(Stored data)
★ ★ ★ ★ ★ ★ ★

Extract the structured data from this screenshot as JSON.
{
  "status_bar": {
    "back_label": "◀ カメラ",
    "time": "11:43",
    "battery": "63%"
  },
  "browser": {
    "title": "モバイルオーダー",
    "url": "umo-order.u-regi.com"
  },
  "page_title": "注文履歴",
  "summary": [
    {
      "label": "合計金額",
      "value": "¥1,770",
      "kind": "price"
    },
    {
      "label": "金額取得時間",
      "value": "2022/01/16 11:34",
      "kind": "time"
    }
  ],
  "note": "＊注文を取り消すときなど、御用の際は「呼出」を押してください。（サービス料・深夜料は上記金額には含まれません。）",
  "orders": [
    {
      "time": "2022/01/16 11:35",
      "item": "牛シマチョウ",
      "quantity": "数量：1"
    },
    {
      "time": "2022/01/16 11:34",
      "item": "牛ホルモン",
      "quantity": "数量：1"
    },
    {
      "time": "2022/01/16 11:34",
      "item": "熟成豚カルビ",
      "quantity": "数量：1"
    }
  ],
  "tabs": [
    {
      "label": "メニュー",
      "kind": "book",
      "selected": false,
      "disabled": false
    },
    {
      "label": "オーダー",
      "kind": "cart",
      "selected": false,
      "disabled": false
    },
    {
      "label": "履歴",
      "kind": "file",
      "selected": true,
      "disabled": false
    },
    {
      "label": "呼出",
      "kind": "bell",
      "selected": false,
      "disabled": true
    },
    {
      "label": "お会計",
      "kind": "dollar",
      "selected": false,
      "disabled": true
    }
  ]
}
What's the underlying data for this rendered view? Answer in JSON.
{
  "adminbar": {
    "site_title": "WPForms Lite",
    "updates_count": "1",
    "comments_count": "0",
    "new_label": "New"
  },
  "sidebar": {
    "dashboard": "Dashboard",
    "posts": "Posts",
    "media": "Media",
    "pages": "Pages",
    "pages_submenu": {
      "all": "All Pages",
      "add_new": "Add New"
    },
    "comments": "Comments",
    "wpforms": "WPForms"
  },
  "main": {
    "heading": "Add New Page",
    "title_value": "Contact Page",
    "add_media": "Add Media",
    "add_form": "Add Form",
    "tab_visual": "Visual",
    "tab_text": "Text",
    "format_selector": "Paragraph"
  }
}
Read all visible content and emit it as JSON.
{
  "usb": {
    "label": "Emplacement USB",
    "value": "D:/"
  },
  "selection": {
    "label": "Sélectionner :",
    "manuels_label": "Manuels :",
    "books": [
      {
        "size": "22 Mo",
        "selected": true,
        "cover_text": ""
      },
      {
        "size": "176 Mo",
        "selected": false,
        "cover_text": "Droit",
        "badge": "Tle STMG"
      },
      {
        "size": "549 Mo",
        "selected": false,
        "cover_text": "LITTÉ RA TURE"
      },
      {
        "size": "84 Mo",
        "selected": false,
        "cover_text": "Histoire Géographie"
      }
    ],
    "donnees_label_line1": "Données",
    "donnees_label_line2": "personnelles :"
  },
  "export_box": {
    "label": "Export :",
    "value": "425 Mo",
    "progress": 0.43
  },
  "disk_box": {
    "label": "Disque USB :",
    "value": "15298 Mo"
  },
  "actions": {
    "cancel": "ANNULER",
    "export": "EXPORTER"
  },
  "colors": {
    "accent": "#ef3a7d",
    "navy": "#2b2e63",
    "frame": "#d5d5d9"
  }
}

★ ★ ★ ★ ★ ★ ★

** WRITTEN REQUEST **
Copy out the data shown above without altering anything.

** FULL SOLUTION **
Extract the structured data from this screenshot as JSON.
{
  "status_bar": {
    "back_label": "◀ カメラ",
    "time": "11:43",
    "battery": "63%"
  },
  "browser": {
    "title": "モバイルオーダー",
    "url": "umo-order.u-regi.com"
  },
  "page_title": "注文履歴",
  "summary": [
    {
      "label": "合計金額",
      "value": "¥1,770",
      "kind": "price"
    },
    {
      "label": "金額取得時間",
      "value": "2022/01/16 11:34",
      "kind": "time"
    }
  ],
  "note": "＊注文を取り消すときなど、御用の際は「呼出」を押してください。（サービス料・深夜料は上記金額には含まれません。）",
  "orders": [
    {
      "time": "2022/01/16 11:35",
      "item": "牛シマチョウ",
      "quantity": "数量：1"
    },
    {
      "time": "2022/01/16 11:34",
      "item": "牛ホルモン",
      "quantity": "数量：1"
    },
    {
      "time": "2022/01/16 11:34",
      "item": "熟成豚カルビ",
      "quantity": "数量：1"
    }
  ],
  "tabs": [
    {
      "label": "メニュー",
      "kind": "book",
      "selected": false,
      "disabled": false
    },
    {
      "label": "オーダー",
      "kind": "cart",
      "selected": false,
      "disabled": false
    },
    {
      "label": "履歴",
      "kind": "file",
      "selected": true,
      "disabled": false
    },
    {
      "label": "呼出",
      "kind": "bell",
      "selected": false,
      "disabled": true
    },
    {
      "label": "お会計",
      "kind": "dollar",
      "selected": false,
      "disabled": true
    }
  ]
}
What's the underlying data for this rendered view? Answer in JSON.
{
  "adminbar": {
    "site_title": "WPForms Lite",
    "updates_count": "1",
    "comments_count": "0",
    "new_label": "New"
  },
  "sidebar": {
    "dashboard": "Dashboard",
    "posts": "Posts",
    "media": "Media",
    "pages": "Pages",
    "pages_submenu": {
      "all": "All Pages",
      "add_new": "Add New"
    },
    "comments": "Comments",
    "wpforms": "WPForms"
  },
  "main": {
    "heading": "Add New Page",
    "title_value": "Contact Page",
    "add_media": "Add Media",
    "add_form": "Add Form",
    "tab_visual": "Visual",
    "tab_text": "Text",
    "format_selector": "Paragraph"
  }
}
Read all visible content and emit it as JSON.
{
  "usb": {
    "label": "Emplacement USB",
    "value": "D:/"
  },
  "selection": {
    "label": "Sélectionner :",
    "manuels_label": "Manuels :",
    "books": [
      {
        "size": "22 Mo",
        "selected": true,
        "cover_text": ""
      },
      {
        "size": "176 Mo",
        "selected": false,
        "cover_text": "Droit",
        "badge": "Tle STMG"
      },
      {
        "size": "549 Mo",
        "selected": false,
        "cover_text": "LITTÉ RA TURE"
      },
      {
        "size": "84 Mo",
        "selected": false,
        "cover_text": "Histoire Géographie"
      }
    ],
    "donnees_label_line1": "Données",
    "donnees_label_line2": "personnelles :"
  },
  "export_box": {
    "label": "Export :",
    "value": "425 Mo",
    "progress": 0.43
  },
  "disk_box": {
    "label": "Disque USB :",
    "value": "15298 Mo"
  },
  "actions": {
    "cancel": "ANNULER",
    "export": "EXPORTER"
  },
  "colors": {
    "accent": "#ef3a7d",
    "navy": "#2b2e63",
    "frame": "#d5d5d9"
  }
}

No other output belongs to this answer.